§ **Written task**
Check every line of the data below for the string "this", and copy the ones that hold it.
++++++++
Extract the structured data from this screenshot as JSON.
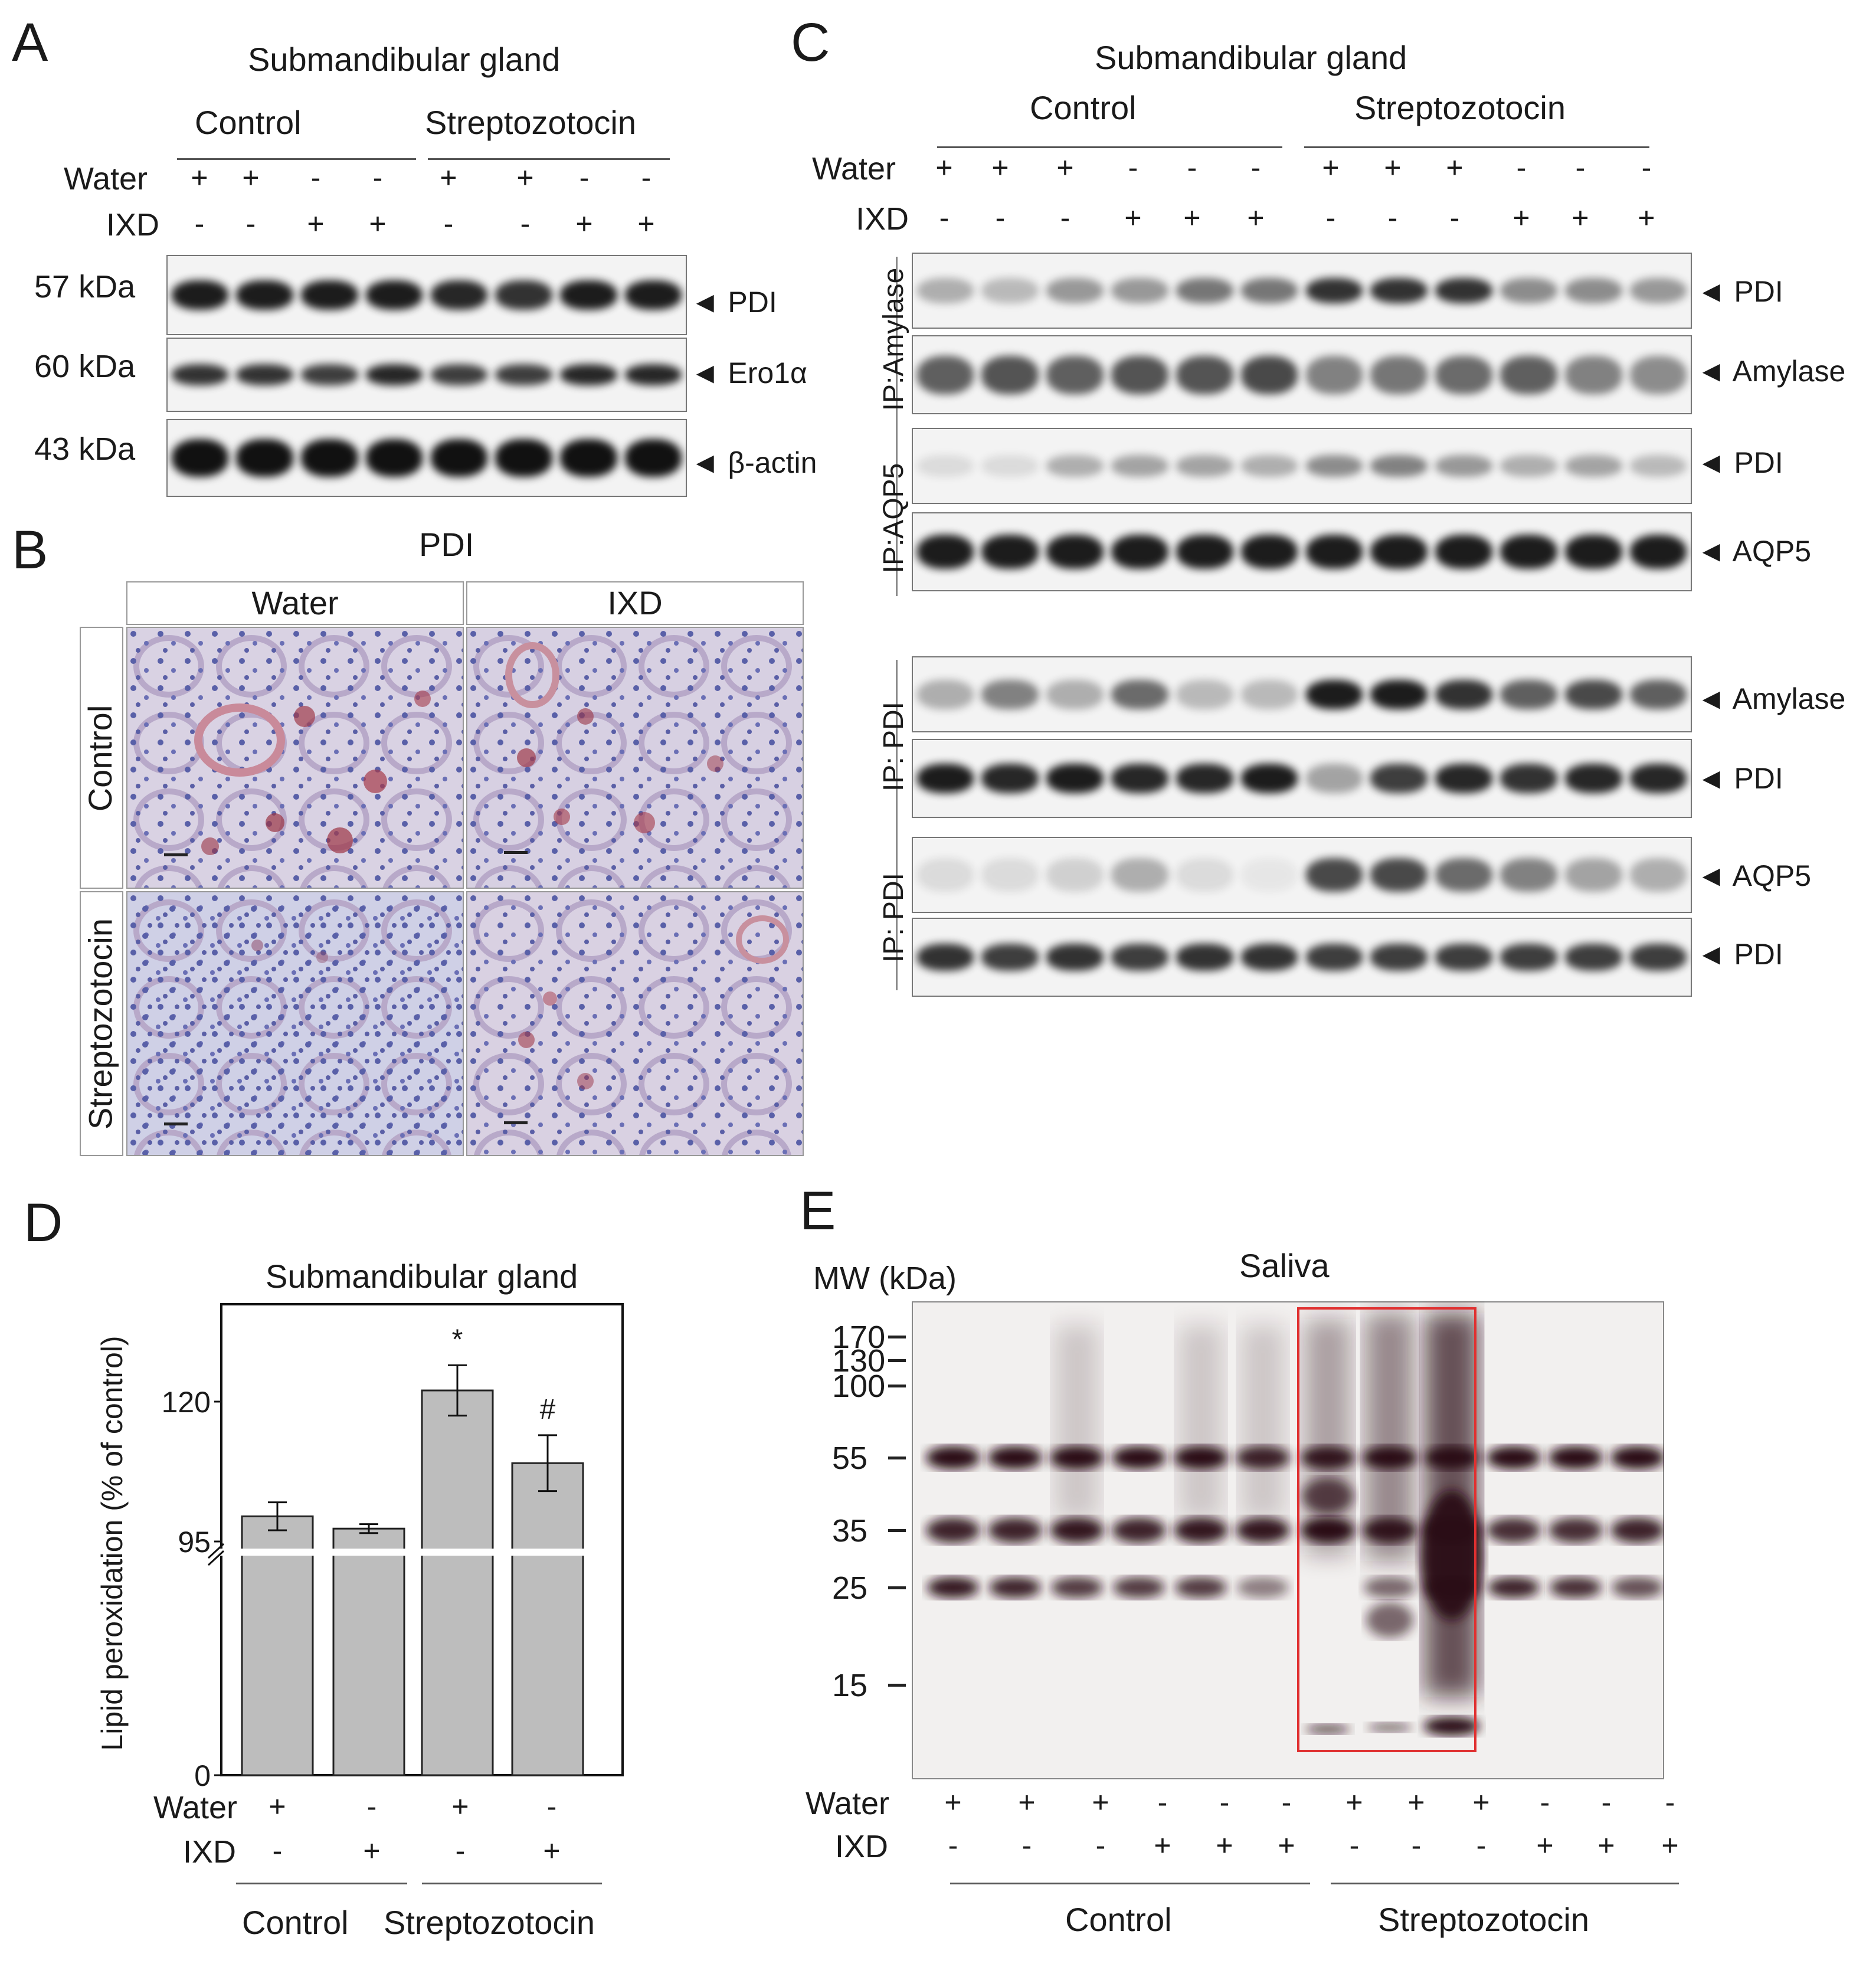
{
  "panels": {
    "a": "A",
    "b": "B",
    "c": "C",
    "d": "D",
    "e": "E"
  },
  "panelA": {
    "title": "Submandibular gland",
    "group_control": "Control",
    "group_stz": "Streptozotocin",
    "water_label": "Water",
    "ixd_label": "IXD",
    "water_signs": [
      "+",
      "+",
      "-",
      "-",
      "+",
      "+",
      "-",
      "-"
    ],
    "ixd_signs": [
      "-",
      "-",
      "+",
      "+",
      "-",
      "-",
      "+",
      "+"
    ],
    "blots": [
      {
        "mw": "57 kDa",
        "label": "◄ PDI"
      },
      {
        "mw": "60 kDa",
        "label": "◄ Ero1α"
      },
      {
        "mw": "43 kDa",
        "label": "◄ β-actin"
      }
    ]
  },
  "panelB": {
    "title": "PDI",
    "col_water": "Water",
    "col_ixd": "IXD",
    "row_control": "Control",
    "row_stz": "Streptozotocin"
  },
  "panelC": {
    "title": "Submandibular gland",
    "group_control": "Control",
    "group_stz": "Streptozotocin",
    "water_label": "Water",
    "ixd_label": "IXD",
    "water_signs": [
      "+",
      "+",
      "+",
      "-",
      "-",
      "-",
      "+",
      "+",
      "+",
      "-",
      "-",
      "-"
    ],
    "ixd_signs": [
      "-",
      "-",
      "-",
      "+",
      "+",
      "+",
      "-",
      "-",
      "-",
      "+",
      "+",
      "+"
    ],
    "ip_groups": [
      "IP:Amylase",
      "IP:AQP5",
      "IP: PDI",
      "IP: PDI"
    ],
    "blot_labels": [
      "◄ PDI",
      "◄ Amylase",
      "◄ PDI",
      "◄ AQP5",
      "◄ Amylase",
      "◄ PDI",
      "◄ AQP5",
      "◄ PDI"
    ]
  },
  "panelD": {
    "chart_data": {
      "type": "bar",
      "title": "Submandibular gland",
      "ylabel": "Lipid peroxidation (% of control)",
      "yticks": [
        "0",
        "95",
        "120"
      ],
      "axis_break": true,
      "categories": [
        "Control / Water",
        "Control / IXD",
        "Streptozotocin / Water",
        "Streptozotocin / IXD"
      ],
      "values": [
        99.5,
        97.3,
        122,
        109
      ],
      "errors": [
        2.5,
        0.8,
        4.5,
        5.0
      ],
      "annotations": [
        "",
        "",
        "*",
        "#"
      ],
      "water_label": "Water",
      "ixd_label": "IXD",
      "water_signs": [
        "+",
        "-",
        "+",
        "-"
      ],
      "ixd_signs": [
        "-",
        "+",
        "-",
        "+"
      ],
      "group_control": "Control",
      "group_stz": "Streptozotocin"
    }
  },
  "panelE": {
    "title": "Saliva",
    "mw_title": "MW (kDa)",
    "mw_markers": [
      "170",
      "130",
      "100",
      "55",
      "35",
      "25",
      "15"
    ],
    "water_label": "Water",
    "ixd_label": "IXD",
    "water_signs": [
      "+",
      "+",
      "+",
      "-",
      "-",
      "-",
      "+",
      "+",
      "+",
      "-",
      "-",
      "-"
    ],
    "ixd_signs": [
      "-",
      "-",
      "-",
      "+",
      "+",
      "+",
      "-",
      "-",
      "-",
      "+",
      "+",
      "+"
    ],
    "group_control": "Control",
    "group_stz": "Streptozotocin",
    "highlight_color": "#e03030"
  }
}
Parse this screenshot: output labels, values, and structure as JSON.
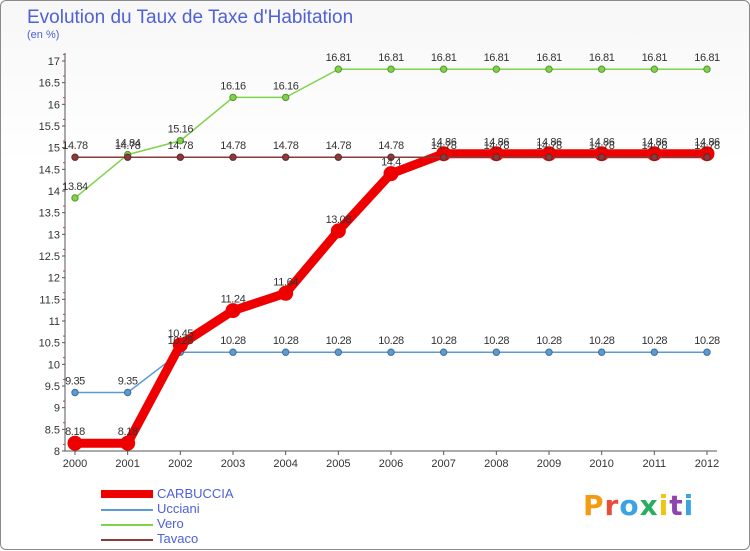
{
  "title": "Evolution du Taux de Taxe d'Habitation",
  "unit_label": "(en %)",
  "logo_text": "Proxiti",
  "chart_data": {
    "type": "line",
    "title": "Evolution du Taux de Taxe d'Habitation",
    "ylabel": "(en %)",
    "xlabel": "",
    "x": [
      "2000",
      "2001",
      "2002",
      "2003",
      "2004",
      "2005",
      "2006",
      "2007",
      "2008",
      "2009",
      "2010",
      "2011",
      "2012"
    ],
    "ylim": [
      8,
      17
    ],
    "yticks": [
      8,
      8.5,
      9,
      9.5,
      10,
      10.5,
      11,
      11.5,
      12,
      12.5,
      13,
      13.5,
      14,
      14.5,
      15,
      15.5,
      16,
      16.5,
      17
    ],
    "grid": false,
    "legend_position": "bottom-left",
    "series": [
      {
        "name": "CARBUCCIA",
        "color": "#ee0000",
        "values": [
          8.18,
          8.18,
          10.45,
          11.24,
          11.64,
          13.08,
          14.4,
          14.86,
          14.86,
          14.86,
          14.86,
          14.86,
          14.86
        ],
        "labels": [
          "8.18",
          "8.18",
          "10.45",
          "11.24",
          "11.64",
          "13.08",
          "14.4",
          "14.86",
          "14.86",
          "14.86",
          "14.86",
          "14.86",
          "14.86"
        ]
      },
      {
        "name": "Ucciani",
        "color": "#5b9bd5",
        "values": [
          9.35,
          9.35,
          10.28,
          10.28,
          10.28,
          10.28,
          10.28,
          10.28,
          10.28,
          10.28,
          10.28,
          10.28,
          10.28
        ],
        "labels": [
          "9.35",
          "9.35",
          "10.28",
          "10.28",
          "10.28",
          "10.28",
          "10.28",
          "10.28",
          "10.28",
          "10.28",
          "10.28",
          "10.28",
          "10.28"
        ]
      },
      {
        "name": "Vero",
        "color": "#7ed348",
        "values": [
          13.84,
          14.84,
          15.16,
          16.16,
          16.16,
          16.81,
          16.81,
          16.81,
          16.81,
          16.81,
          16.81,
          16.81,
          16.81
        ],
        "labels": [
          "13.84",
          "14.84",
          "15.16",
          "16.16",
          "16.16",
          "16.81",
          "16.81",
          "16.81",
          "16.81",
          "16.81",
          "16.81",
          "16.81",
          "16.81"
        ]
      },
      {
        "name": "Tavaco",
        "color": "#8b3a3a",
        "values": [
          14.78,
          14.78,
          14.78,
          14.78,
          14.78,
          14.78,
          14.78,
          14.78,
          14.78,
          14.78,
          14.78,
          14.78,
          14.78
        ],
        "labels": [
          "14.78",
          "14.78",
          "14.78",
          "14.78",
          "14.78",
          "14.78",
          "14.78",
          "14.78",
          "14.78",
          "14.78",
          "14.78",
          "14.78",
          "14.78"
        ]
      }
    ]
  }
}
++++++++
§ **Reply**
Extract the structured data from this screenshot as JSON.
Parse this screenshot: output labels, values, and structure as JSON.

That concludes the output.